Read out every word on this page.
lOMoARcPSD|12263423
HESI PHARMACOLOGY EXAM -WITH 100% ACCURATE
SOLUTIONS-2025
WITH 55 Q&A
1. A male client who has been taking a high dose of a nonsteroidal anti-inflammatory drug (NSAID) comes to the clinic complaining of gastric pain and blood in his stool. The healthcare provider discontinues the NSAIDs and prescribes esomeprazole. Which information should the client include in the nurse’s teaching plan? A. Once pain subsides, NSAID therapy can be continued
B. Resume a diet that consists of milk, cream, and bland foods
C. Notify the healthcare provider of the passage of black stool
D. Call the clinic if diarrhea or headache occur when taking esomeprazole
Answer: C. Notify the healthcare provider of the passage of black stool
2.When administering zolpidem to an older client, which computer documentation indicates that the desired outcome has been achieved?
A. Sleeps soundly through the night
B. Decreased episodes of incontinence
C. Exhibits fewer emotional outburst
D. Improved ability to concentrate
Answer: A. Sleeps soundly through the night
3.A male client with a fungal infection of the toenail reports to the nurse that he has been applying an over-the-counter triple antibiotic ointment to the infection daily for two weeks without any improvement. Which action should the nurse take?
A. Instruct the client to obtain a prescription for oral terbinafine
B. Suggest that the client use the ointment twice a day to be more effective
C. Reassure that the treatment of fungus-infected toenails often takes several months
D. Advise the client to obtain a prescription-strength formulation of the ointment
_ _ _ _ _ _ _
In the listing, find all lines with the string "provider" and copy them.

** Solved problem **
1. A male client who has been taking a high dose of a nonsteroidal anti-inflammatory drug (NSAID) comes to the clinic complaining of gastric pain and blood in his stool. The healthcare provider discontinues the NSAIDs and prescribes esomeprazole. Which information should the client include in the nurse’s teaching plan? A. Once pain subsides, NSAID therapy can be continued
C. Notify the healthcare provider of the passage of black stool
Answer: C. Notify the healthcare provider of the passage of black stool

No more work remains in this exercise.